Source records
start

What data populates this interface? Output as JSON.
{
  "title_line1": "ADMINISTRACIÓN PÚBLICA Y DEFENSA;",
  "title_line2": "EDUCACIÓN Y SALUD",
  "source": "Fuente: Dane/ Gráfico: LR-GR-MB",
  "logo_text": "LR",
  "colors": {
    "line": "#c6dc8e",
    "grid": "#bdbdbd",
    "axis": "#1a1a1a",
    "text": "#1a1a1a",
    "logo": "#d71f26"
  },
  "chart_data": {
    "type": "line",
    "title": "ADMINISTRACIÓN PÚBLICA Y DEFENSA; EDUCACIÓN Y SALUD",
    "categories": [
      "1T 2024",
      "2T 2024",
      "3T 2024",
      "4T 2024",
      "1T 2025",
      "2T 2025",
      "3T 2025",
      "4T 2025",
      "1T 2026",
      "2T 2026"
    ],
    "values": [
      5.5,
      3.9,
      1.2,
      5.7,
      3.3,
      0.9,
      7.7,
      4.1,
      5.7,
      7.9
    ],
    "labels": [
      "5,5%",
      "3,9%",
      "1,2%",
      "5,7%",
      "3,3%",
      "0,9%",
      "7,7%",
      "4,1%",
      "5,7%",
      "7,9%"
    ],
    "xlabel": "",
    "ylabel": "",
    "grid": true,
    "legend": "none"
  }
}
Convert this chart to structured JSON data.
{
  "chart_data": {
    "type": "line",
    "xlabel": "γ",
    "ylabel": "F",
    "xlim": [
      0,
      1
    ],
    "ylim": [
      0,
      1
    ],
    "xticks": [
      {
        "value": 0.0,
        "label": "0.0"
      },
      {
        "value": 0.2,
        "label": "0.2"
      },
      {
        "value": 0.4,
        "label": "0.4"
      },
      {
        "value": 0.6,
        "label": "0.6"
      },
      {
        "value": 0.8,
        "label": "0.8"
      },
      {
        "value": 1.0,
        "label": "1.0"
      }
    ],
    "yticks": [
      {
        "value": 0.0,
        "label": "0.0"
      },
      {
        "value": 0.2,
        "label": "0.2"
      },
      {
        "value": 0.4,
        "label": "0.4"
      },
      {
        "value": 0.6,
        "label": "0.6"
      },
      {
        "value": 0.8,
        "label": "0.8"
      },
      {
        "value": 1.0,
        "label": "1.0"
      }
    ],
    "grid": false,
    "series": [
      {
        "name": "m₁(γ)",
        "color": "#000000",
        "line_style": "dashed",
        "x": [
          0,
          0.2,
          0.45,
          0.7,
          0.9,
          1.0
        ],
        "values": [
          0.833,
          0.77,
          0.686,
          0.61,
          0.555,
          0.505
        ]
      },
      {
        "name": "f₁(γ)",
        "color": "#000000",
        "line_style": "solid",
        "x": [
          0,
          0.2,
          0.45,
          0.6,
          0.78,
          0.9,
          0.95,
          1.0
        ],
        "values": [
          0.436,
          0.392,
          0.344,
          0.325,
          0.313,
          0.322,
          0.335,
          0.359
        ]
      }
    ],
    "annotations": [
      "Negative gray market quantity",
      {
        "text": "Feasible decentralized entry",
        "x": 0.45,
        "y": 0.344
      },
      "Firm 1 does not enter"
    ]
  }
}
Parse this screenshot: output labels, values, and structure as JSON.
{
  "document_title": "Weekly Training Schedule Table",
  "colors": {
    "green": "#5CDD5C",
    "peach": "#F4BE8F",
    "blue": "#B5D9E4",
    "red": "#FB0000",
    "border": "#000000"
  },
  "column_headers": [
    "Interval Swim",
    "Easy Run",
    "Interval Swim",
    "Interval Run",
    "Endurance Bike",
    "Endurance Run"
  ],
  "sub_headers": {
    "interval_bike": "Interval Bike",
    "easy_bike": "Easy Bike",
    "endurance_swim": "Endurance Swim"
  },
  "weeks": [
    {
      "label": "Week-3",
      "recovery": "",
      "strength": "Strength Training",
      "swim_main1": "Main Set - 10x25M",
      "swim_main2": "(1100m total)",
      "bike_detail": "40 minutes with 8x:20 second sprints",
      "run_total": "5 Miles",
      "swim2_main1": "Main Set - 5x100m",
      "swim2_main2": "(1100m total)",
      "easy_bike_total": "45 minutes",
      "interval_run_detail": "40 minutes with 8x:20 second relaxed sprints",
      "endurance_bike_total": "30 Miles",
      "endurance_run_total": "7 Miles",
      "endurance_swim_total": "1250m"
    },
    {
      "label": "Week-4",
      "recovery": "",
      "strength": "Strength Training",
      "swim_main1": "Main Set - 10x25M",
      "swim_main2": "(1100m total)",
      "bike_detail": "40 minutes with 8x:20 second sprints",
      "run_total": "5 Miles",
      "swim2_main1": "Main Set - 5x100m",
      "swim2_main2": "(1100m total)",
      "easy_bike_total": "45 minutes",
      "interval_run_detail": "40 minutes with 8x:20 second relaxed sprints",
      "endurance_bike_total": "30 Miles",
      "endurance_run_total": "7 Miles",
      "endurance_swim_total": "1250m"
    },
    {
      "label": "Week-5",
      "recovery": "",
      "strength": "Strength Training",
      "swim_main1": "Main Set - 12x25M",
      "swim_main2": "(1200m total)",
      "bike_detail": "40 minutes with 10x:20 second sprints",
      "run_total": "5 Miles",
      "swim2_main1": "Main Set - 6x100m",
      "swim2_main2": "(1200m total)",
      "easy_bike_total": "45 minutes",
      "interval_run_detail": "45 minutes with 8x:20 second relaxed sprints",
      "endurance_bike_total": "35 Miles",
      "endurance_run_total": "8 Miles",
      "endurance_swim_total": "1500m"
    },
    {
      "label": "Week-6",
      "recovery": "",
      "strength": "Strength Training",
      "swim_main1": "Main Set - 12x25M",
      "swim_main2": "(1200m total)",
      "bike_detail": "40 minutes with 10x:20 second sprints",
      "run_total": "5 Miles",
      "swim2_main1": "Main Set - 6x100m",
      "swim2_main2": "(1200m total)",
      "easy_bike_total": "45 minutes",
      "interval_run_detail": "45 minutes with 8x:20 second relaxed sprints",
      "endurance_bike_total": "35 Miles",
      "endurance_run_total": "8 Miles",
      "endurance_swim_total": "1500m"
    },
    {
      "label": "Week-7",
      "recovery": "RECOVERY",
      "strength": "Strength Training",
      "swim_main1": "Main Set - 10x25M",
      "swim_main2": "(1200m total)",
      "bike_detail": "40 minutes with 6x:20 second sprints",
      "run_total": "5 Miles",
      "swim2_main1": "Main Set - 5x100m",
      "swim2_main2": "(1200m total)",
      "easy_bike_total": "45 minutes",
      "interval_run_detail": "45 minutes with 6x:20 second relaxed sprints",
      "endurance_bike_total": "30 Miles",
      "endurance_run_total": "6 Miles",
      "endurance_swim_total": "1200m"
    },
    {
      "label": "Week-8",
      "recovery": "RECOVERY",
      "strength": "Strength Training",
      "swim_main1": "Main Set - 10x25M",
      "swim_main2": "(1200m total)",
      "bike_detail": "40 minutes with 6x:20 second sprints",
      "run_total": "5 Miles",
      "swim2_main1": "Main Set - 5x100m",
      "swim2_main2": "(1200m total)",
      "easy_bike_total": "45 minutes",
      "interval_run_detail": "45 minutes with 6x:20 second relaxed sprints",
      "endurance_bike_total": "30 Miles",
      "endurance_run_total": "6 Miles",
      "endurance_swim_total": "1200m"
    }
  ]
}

end

Set exercise.
Return each line of the data exactly as written above.

Answer to the problem.
What data populates this interface? Output as JSON.
{
  "title_line1": "ADMINISTRACIÓN PÚBLICA Y DEFENSA;",
  "title_line2": "EDUCACIÓN Y SALUD",
  "source": "Fuente: Dane/ Gráfico: LR-GR-MB",
  "logo_text": "LR",
  "colors": {
    "line": "#c6dc8e",
    "grid": "#bdbdbd",
    "axis": "#1a1a1a",
    "text": "#1a1a1a",
    "logo": "#d71f26"
  },
  "chart_data": {
    "type": "line",
    "title": "ADMINISTRACIÓN PÚBLICA Y DEFENSA; EDUCACIÓN Y SALUD",
    "categories": [
      "1T 2024",
      "2T 2024",
      "3T 2024",
      "4T 2024",
      "1T 2025",
      "2T 2025",
      "3T 2025",
      "4T 2025",
      "1T 2026",
      "2T 2026"
    ],
    "values": [
      5.5,
      3.9,
      1.2,
      5.7,
      3.3,
      0.9,
      7.7,
      4.1,
      5.7,
      7.9
    ],
    "labels": [
      "5,5%",
      "3,9%",
      "1,2%",
      "5,7%",
      "3,3%",
      "0,9%",
      "7,7%",
      "4,1%",
      "5,7%",
      "7,9%"
    ],
    "xlabel": "",
    "ylabel": "",
    "grid": true,
    "legend": "none"
  }
}
Convert this chart to structured JSON data.
{
  "chart_data": {
    "type": "line",
    "xlabel": "γ",
    "ylabel": "F",
    "xlim": [
      0,
      1
    ],
    "ylim": [
      0,
      1
    ],
    "xticks": [
      {
        "value": 0.0,
        "label": "0.0"
      },
      {
        "value": 0.2,
        "label": "0.2"
      },
      {
        "value": 0.4,
        "label": "0.4"
      },
      {
        "value": 0.6,
        "label": "0.6"
      },
      {
        "value": 0.8,
        "label": "0.8"
      },
      {
        "value": 1.0,
        "label": "1.0"
      }
    ],
    "yticks": [
      {
        "value": 0.0,
        "label": "0.0"
      },
      {
        "value": 0.2,
        "label": "0.2"
      },
      {
        "value": 0.4,
        "label": "0.4"
      },
      {
        "value": 0.6,
        "label": "0.6"
      },
      {
        "value": 0.8,
        "label": "0.8"
      },
      {
        "value": 1.0,
        "label": "1.0"
      }
    ],
    "grid": false,
    "series": [
      {
        "name": "m₁(γ)",
        "color": "#000000",
        "line_style": "dashed",
        "x": [
          0,
          0.2,
          0.45,
          0.7,
          0.9,
          1.0
        ],
        "values": [
          0.833,
          0.77,
          0.686,
          0.61,
          0.555,
          0.505
        ]
      },
      {
        "name": "f₁(γ)",
        "color": "#000000",
        "line_style": "solid",
        "x": [
          0,
          0.2,
          0.45,
          0.6,
          0.78,
          0.9,
          0.95,
          1.0
        ],
        "values": [
          0.436,
          0.392,
          0.344,
          0.325,
          0.313,
          0.322,
          0.335,
          0.359
        ]
      }
    ],
    "annotations": [
      "Negative gray market quantity",
      {
        "text": "Feasible decentralized entry",
        "x": 0.45,
        "y": 0.344
      },
      "Firm 1 does not enter"
    ]
  }
}
Parse this screenshot: output labels, values, and structure as JSON.
{
  "document_title": "Weekly Training Schedule Table",
  "colors": {
    "green": "#5CDD5C",
    "peach": "#F4BE8F",
    "blue": "#B5D9E4",
    "red": "#FB0000",
    "border": "#000000"
  },
  "column_headers": [
    "Interval Swim",
    "Easy Run",
    "Interval Swim",
    "Interval Run",
    "Endurance Bike",
    "Endurance Run"
  ],
  "sub_headers": {
    "interval_bike": "Interval Bike",
    "easy_bike": "Easy Bike",
    "endurance_swim": "Endurance Swim"
  },
  "weeks": [
    {
      "label": "Week-3",
      "recovery": "",
      "strength": "Strength Training",
      "swim_main1": "Main Set - 10x25M",
      "swim_main2": "(1100m total)",
      "bike_detail": "40 minutes with 8x:20 second sprints",
      "run_total": "5 Miles",
      "swim2_main1": "Main Set - 5x100m",
      "swim2_main2": "(1100m total)",
      "easy_bike_total": "45 minutes",
      "interval_run_detail": "40 minutes with 8x:20 second relaxed sprints",
      "endurance_bike_total": "30 Miles",
      "endurance_run_total": "7 Miles",
      "endurance_swim_total": "1250m"
    },
    {
      "label": "Week-4",
      "recovery": "",
      "strength": "Strength Training",
      "swim_main1": "Main Set - 10x25M",
      "swim_main2": "(1100m total)",
      "bike_detail": "40 minutes with 8x:20 second sprints",
      "run_total": "5 Miles",
      "swim2_main1": "Main Set - 5x100m",
      "swim2_main2": "(1100m total)",
      "easy_bike_total": "45 minutes",
      "interval_run_detail": "40 minutes with 8x:20 second relaxed sprints",
      "endurance_bike_total": "30 Miles",
      "endurance_run_total": "7 Miles",
      "endurance_swim_total": "1250m"
    },
    {
      "label": "Week-5",
      "recovery": "",
      "strength": "Strength Training",
      "swim_main1": "Main Set - 12x25M",
      "swim_main2": "(1200m total)",
      "bike_detail": "40 minutes with 10x:20 second sprints",
      "run_total": "5 Miles",
      "swim2_main1": "Main Set - 6x100m",
      "swim2_main2": "(1200m total)",
      "easy_bike_total": "45 minutes",
      "interval_run_detail": "45 minutes with 8x:20 second relaxed sprints",
      "endurance_bike_total": "35 Miles",
      "endurance_run_total": "8 Miles",
      "endurance_swim_total": "1500m"
    },
    {
      "label": "Week-6",
      "recovery": "",
      "strength": "Strength Training",
      "swim_main1": "Main Set - 12x25M",
      "swim_main2": "(1200m total)",
      "bike_detail": "40 minutes with 10x:20 second sprints",
      "run_total": "5 Miles",
      "swim2_main1": "Main Set - 6x100m",
      "swim2_main2": "(1200m total)",
      "easy_bike_total": "45 minutes",
      "interval_run_detail": "45 minutes with 8x:20 second relaxed sprints",
      "endurance_bike_total": "35 Miles",
      "endurance_run_total": "8 Miles",
      "endurance_swim_total": "1500m"
    },
    {
      "label": "Week-7",
      "recovery": "RECOVERY",
      "strength": "Strength Training",
      "swim_main1": "Main Set - 10x25M",
      "swim_main2": "(1200m total)",
      "bike_detail": "40 minutes with 6x:20 second sprints",
      "run_total": "5 Miles",
      "swim2_main1": "Main Set - 5x100m",
      "swim2_main2": "(1200m total)",
      "easy_bike_total": "45 minutes",
      "interval_run_detail": "45 minutes with 6x:20 second relaxed sprints",
      "endurance_bike_total": "30 Miles",
      "endurance_run_total": "6 Miles",
      "endurance_swim_total": "1200m"
    },
    {
      "label": "Week-8",
      "recovery": "RECOVERY",
      "strength": "Strength Training",
      "swim_main1": "Main Set - 10x25M",
      "swim_main2": "(1200m total)",
      "bike_detail": "40 minutes with 6x:20 second sprints",
      "run_total": "5 Miles",
      "swim2_main1": "Main Set - 5x100m",
      "swim2_main2": "(1200m total)",
      "easy_bike_total": "45 minutes",
      "interval_run_detail": "45 minutes with 6x:20 second relaxed sprints",
      "endurance_bike_total": "30 Miles",
      "endurance_run_total": "6 Miles",
      "endurance_swim_total": "1200m"
    }
  ]
}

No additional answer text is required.